## What needs to be done
Among the entries that follow, tally the lines with the string "unit". Give no more than the number.

(Data records)
● ● ● ● ● ● ●
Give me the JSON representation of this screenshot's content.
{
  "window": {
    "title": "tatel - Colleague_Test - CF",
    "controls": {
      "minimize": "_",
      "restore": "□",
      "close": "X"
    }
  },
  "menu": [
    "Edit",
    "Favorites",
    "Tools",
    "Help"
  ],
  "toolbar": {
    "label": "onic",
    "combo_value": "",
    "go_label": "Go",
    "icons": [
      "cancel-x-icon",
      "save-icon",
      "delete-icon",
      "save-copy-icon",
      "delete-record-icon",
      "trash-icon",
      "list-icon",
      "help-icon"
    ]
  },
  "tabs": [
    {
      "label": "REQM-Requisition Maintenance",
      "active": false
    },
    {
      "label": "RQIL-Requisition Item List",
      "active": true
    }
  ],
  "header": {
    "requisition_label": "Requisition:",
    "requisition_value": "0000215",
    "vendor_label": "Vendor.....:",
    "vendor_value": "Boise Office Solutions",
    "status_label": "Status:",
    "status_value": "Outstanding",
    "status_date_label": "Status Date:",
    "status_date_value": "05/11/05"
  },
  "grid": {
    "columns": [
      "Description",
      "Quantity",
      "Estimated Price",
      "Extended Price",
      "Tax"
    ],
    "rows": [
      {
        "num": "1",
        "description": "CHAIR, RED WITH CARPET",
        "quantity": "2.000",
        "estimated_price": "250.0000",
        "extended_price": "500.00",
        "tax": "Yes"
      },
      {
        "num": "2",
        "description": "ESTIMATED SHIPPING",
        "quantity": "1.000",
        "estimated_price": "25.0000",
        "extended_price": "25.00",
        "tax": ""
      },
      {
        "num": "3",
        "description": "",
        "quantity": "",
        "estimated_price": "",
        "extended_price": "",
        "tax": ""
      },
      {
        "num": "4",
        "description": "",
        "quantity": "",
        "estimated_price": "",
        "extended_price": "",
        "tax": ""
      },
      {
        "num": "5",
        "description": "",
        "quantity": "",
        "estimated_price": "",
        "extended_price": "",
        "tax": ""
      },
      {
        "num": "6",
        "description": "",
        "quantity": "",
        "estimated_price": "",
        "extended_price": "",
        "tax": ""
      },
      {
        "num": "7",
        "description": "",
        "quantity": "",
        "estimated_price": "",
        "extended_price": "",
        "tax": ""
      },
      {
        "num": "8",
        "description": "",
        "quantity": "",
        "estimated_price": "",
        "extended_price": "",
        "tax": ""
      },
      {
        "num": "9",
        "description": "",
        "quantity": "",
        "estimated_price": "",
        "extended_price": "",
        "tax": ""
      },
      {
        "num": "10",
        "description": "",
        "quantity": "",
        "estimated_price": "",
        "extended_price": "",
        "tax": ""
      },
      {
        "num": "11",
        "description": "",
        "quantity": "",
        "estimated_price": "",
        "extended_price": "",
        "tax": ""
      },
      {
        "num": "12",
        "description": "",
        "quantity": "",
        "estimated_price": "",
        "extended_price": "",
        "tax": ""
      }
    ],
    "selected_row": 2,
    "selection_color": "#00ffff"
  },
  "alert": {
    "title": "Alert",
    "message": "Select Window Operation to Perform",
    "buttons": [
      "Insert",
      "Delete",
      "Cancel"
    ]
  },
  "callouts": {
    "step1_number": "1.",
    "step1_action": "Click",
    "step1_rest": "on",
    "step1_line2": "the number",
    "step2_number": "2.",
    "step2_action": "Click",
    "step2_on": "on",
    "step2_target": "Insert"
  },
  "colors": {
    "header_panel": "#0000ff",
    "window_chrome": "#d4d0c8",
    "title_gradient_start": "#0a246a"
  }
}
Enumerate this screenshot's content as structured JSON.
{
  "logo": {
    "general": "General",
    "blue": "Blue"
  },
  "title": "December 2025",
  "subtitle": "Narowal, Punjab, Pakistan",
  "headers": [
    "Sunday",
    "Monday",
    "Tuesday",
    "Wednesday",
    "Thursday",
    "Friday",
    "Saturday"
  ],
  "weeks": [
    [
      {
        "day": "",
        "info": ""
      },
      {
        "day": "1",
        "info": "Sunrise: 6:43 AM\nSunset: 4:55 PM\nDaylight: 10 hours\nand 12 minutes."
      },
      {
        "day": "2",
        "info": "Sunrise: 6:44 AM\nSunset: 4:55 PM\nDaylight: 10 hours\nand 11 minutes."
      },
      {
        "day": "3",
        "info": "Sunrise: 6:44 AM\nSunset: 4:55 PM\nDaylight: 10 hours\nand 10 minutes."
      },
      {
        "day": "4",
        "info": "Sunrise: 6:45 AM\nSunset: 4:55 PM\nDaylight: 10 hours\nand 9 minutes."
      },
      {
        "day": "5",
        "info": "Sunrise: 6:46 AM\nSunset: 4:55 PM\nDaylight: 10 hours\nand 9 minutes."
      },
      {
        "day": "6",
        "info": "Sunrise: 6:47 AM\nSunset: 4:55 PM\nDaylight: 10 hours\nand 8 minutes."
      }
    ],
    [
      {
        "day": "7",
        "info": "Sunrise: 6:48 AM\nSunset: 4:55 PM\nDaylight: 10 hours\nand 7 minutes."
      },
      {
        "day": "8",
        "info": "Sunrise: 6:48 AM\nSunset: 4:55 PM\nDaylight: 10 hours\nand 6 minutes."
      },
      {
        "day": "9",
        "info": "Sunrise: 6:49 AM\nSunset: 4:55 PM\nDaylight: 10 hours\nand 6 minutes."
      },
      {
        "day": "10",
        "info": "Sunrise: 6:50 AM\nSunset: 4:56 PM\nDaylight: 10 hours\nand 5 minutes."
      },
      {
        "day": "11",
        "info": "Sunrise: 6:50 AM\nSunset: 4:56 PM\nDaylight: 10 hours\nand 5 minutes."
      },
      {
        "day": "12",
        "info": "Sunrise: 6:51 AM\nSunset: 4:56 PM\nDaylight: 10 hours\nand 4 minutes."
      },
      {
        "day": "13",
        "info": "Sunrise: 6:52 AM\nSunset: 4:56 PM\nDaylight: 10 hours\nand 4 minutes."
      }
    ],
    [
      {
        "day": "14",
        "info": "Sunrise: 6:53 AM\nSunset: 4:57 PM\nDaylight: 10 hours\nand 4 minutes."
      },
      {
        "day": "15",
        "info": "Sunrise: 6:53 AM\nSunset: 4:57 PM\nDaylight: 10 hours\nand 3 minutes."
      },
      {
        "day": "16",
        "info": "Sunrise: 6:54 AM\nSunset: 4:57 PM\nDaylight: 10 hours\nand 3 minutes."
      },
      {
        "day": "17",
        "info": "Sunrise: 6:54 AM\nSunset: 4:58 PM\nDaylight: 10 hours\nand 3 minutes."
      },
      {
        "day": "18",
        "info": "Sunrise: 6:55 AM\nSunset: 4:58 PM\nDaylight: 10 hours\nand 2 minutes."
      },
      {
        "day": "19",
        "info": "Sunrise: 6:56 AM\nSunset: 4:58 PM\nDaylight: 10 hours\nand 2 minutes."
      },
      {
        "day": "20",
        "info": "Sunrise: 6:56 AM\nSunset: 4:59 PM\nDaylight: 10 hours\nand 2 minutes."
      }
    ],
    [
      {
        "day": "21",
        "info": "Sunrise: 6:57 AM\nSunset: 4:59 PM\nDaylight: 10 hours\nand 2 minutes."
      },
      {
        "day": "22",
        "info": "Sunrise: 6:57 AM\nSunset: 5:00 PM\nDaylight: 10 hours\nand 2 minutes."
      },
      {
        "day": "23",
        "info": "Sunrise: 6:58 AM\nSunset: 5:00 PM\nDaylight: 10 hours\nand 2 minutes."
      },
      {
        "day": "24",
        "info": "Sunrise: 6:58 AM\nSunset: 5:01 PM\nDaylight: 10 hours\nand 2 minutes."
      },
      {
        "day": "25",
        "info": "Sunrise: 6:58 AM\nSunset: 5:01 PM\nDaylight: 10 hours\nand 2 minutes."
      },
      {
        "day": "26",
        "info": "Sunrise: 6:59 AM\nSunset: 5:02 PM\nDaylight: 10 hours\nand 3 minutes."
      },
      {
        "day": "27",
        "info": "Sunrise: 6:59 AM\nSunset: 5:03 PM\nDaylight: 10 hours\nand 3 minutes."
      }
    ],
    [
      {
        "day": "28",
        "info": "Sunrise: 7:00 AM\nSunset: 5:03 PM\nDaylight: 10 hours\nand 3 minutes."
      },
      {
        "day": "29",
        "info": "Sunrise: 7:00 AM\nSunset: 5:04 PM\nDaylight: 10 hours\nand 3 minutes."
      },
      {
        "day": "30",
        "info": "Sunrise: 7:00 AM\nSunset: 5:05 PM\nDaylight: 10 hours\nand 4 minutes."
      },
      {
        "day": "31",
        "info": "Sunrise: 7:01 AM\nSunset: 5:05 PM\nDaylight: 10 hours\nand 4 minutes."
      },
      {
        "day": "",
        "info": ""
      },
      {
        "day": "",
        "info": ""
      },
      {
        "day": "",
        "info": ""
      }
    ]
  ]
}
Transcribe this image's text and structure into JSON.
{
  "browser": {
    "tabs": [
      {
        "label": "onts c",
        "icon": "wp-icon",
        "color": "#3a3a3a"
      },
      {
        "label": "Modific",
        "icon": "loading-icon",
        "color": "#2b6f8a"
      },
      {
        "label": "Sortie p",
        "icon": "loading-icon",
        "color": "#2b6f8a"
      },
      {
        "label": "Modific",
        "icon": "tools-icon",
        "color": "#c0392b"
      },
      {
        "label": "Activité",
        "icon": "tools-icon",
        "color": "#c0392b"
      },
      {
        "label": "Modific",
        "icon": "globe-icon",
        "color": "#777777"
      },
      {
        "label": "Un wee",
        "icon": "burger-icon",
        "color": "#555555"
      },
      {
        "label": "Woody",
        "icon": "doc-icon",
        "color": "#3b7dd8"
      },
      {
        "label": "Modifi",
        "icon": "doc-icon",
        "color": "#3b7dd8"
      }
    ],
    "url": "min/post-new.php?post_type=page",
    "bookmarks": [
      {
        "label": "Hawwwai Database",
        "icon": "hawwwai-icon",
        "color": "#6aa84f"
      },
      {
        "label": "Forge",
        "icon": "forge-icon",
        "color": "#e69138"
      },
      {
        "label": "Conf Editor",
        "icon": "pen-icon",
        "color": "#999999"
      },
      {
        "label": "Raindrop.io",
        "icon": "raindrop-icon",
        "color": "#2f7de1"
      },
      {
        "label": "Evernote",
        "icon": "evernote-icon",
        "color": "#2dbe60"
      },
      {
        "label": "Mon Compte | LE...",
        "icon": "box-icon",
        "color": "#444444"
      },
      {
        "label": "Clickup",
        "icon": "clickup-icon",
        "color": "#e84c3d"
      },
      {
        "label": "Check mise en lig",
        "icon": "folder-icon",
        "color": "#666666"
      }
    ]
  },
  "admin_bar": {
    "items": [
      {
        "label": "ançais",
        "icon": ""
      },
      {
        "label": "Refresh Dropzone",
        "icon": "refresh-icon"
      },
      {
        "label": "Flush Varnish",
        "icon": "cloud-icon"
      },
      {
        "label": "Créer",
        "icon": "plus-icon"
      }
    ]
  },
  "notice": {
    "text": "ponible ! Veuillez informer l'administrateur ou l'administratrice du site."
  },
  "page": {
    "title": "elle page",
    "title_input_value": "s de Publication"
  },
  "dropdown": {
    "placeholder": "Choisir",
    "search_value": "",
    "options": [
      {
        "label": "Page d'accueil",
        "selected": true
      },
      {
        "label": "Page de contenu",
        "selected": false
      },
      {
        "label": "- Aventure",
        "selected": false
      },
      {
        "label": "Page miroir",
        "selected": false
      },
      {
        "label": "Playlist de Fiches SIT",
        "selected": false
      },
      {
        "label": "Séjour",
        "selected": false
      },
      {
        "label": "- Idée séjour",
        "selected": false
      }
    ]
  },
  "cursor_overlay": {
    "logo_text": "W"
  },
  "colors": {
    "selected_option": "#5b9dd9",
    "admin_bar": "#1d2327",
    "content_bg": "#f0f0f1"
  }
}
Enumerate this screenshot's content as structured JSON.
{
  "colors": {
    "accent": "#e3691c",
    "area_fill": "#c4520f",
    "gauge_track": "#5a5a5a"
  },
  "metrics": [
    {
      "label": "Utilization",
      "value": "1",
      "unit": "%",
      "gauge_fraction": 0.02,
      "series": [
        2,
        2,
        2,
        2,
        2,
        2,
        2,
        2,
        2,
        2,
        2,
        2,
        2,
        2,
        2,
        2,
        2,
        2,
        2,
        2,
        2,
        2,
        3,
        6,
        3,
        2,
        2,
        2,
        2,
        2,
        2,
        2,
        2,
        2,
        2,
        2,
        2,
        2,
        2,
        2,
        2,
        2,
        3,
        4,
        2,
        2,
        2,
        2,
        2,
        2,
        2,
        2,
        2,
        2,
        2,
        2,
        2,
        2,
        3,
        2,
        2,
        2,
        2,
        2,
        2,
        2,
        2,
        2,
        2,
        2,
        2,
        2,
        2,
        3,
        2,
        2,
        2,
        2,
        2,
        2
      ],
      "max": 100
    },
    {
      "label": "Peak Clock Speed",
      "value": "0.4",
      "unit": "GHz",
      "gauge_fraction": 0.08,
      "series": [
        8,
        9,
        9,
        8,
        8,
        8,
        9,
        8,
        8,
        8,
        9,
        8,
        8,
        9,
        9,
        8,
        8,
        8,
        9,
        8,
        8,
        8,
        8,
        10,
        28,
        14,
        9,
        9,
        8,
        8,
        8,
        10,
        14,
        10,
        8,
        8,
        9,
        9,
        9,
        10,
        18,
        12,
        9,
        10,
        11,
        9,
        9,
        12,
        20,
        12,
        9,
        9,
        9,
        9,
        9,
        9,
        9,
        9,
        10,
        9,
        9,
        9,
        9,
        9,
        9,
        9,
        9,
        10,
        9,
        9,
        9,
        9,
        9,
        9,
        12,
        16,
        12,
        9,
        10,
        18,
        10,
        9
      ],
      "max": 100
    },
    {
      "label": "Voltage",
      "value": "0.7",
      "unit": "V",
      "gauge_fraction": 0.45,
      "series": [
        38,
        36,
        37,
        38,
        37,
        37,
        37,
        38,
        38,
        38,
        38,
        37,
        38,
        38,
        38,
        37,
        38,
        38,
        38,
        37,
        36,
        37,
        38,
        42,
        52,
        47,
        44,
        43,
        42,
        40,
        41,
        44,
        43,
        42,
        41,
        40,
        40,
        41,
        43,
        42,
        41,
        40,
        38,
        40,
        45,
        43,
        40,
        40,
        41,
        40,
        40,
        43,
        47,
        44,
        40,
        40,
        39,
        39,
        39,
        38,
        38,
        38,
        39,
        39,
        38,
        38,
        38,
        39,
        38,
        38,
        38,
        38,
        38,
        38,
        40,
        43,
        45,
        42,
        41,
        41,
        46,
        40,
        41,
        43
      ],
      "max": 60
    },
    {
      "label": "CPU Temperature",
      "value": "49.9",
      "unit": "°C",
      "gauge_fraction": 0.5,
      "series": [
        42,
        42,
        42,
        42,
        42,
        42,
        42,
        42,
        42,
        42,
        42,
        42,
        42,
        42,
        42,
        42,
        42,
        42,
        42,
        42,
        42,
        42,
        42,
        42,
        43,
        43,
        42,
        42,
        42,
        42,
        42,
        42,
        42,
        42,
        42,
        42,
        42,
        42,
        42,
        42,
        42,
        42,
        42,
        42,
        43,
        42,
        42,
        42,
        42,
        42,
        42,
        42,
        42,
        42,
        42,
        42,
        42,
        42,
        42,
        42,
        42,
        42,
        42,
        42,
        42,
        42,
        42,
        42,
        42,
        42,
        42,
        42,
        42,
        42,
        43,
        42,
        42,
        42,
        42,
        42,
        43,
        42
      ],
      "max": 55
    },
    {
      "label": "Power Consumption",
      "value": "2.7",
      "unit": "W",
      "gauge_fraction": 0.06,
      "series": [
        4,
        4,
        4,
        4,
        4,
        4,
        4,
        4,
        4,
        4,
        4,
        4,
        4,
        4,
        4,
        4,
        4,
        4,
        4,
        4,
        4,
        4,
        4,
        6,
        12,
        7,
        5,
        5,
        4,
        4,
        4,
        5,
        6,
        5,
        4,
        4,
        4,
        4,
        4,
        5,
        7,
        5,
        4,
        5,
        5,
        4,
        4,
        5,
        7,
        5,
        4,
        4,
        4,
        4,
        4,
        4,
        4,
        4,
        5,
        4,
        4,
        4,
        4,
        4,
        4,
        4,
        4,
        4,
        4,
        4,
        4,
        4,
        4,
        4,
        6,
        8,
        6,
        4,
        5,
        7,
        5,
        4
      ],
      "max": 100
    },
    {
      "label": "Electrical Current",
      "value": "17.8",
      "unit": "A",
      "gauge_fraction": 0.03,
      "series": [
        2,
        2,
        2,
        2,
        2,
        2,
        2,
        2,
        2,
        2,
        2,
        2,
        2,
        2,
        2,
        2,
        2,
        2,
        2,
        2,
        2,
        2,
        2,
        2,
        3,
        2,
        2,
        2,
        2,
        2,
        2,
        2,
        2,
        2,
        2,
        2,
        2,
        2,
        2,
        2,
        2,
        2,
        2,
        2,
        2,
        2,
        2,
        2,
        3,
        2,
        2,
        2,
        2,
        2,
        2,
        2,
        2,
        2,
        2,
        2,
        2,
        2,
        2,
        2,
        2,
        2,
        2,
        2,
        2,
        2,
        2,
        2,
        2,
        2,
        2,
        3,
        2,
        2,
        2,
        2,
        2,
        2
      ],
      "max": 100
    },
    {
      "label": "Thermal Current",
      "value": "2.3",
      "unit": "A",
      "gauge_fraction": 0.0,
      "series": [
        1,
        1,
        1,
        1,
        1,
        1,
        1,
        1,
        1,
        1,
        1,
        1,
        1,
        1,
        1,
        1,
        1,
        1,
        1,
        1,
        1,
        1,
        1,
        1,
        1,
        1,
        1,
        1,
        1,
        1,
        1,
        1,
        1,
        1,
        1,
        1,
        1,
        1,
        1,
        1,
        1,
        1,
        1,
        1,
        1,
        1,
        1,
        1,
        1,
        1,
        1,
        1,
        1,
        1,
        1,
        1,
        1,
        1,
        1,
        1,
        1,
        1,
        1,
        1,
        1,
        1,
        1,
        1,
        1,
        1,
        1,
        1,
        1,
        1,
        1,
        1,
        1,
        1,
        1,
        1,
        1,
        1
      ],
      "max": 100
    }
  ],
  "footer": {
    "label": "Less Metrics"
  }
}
● ● ● ● ● ● ●
## Completed exercise
7